[Dataset content]

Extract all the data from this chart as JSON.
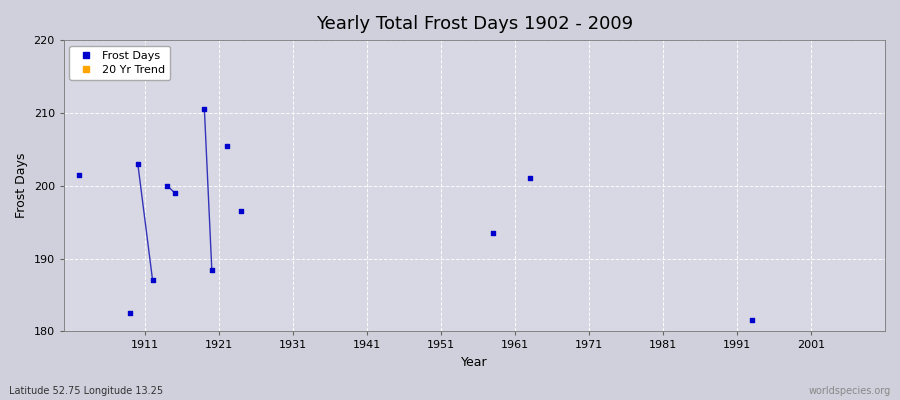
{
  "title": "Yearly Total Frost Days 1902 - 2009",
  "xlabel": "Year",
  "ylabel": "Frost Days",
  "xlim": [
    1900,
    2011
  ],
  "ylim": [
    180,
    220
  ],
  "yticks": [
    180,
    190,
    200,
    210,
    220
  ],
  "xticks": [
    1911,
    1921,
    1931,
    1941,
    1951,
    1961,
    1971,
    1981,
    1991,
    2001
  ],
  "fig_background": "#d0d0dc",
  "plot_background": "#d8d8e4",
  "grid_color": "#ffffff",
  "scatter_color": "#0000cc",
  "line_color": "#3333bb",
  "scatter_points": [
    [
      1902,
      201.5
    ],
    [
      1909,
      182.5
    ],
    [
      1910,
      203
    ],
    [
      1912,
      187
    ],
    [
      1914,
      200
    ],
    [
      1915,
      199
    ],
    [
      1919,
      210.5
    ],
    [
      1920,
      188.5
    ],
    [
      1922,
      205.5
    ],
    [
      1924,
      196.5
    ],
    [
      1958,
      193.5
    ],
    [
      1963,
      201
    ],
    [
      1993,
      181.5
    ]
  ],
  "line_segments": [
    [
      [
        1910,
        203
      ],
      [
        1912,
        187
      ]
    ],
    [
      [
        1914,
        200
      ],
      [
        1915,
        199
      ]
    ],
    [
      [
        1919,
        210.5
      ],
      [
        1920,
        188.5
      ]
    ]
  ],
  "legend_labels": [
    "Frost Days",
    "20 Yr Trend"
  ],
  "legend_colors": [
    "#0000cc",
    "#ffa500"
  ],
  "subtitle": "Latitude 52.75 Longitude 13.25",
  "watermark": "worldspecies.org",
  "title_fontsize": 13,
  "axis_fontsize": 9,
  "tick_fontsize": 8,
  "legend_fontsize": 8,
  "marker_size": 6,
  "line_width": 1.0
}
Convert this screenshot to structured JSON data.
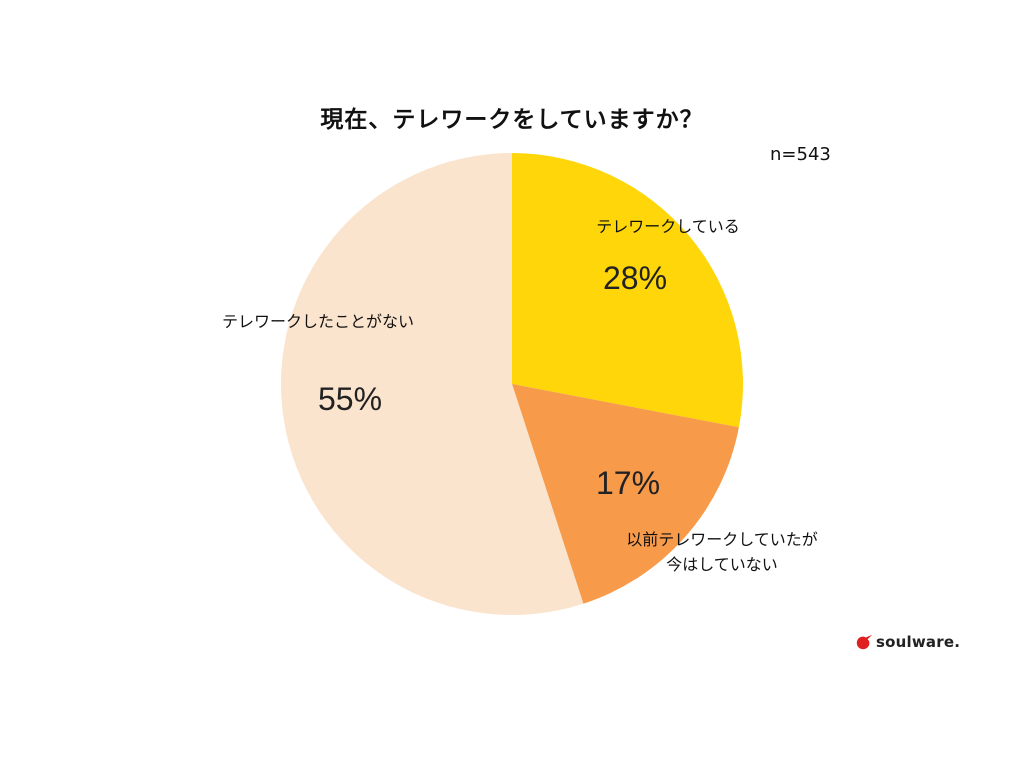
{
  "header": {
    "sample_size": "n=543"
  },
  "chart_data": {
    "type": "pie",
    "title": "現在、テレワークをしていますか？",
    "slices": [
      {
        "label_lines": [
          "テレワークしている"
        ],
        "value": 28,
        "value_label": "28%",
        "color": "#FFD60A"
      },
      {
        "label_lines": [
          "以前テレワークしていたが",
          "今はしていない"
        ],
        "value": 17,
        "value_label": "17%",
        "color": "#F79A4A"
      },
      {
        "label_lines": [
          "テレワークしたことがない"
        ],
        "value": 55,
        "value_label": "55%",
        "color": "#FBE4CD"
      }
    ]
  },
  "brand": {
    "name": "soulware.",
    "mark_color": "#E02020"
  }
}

[What this task involves]
Of all the lines in the listing above, how many include "Frost"? Write only the number.

[Task response]
3